• SET PROBLEM:
Pick out the lines below with "JSON" and list them.

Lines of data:

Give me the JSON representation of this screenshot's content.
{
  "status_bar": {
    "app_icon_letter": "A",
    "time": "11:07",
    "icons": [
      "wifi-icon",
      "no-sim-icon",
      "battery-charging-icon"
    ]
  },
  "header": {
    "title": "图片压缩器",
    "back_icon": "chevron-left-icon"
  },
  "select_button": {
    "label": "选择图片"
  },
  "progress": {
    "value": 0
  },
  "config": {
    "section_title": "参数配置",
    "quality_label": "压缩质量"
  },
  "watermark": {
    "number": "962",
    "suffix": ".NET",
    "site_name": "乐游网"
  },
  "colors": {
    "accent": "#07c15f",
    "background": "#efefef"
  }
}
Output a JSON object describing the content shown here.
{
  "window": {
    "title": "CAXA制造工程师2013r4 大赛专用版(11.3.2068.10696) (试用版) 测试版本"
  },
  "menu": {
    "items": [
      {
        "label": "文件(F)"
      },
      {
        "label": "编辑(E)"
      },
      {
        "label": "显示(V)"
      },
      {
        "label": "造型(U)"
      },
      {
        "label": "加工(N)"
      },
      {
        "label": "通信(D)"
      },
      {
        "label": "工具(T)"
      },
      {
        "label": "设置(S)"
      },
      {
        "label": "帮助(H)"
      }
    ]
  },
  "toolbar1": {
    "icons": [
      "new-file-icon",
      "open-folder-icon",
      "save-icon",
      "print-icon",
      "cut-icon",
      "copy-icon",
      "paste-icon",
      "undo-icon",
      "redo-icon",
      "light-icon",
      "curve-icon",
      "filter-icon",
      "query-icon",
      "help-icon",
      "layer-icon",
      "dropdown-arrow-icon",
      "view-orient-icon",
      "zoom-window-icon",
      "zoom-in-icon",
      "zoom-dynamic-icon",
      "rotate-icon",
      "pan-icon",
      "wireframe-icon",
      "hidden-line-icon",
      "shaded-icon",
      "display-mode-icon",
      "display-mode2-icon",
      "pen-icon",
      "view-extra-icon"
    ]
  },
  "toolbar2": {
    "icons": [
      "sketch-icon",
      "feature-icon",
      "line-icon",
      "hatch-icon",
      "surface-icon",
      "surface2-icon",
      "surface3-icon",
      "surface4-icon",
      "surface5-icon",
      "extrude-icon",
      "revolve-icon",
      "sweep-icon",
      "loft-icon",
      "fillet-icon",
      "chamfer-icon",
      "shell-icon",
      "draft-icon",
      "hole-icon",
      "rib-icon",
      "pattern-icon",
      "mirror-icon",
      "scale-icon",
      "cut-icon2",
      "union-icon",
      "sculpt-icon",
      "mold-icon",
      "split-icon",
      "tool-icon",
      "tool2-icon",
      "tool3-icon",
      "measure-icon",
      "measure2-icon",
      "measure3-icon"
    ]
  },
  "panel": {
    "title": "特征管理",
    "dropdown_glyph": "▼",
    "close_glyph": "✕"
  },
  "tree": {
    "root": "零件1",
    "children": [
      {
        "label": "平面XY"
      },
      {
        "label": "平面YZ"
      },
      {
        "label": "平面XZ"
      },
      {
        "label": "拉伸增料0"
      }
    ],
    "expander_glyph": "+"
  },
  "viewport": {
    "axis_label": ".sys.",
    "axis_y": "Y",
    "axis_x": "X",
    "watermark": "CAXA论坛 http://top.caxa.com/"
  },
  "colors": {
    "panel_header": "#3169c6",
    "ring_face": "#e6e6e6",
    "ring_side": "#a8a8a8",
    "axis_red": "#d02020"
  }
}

• RESPONSE TO THE EXERCISE:
Give me the JSON representation of this screenshot's content.
Output a JSON object describing the content shown here.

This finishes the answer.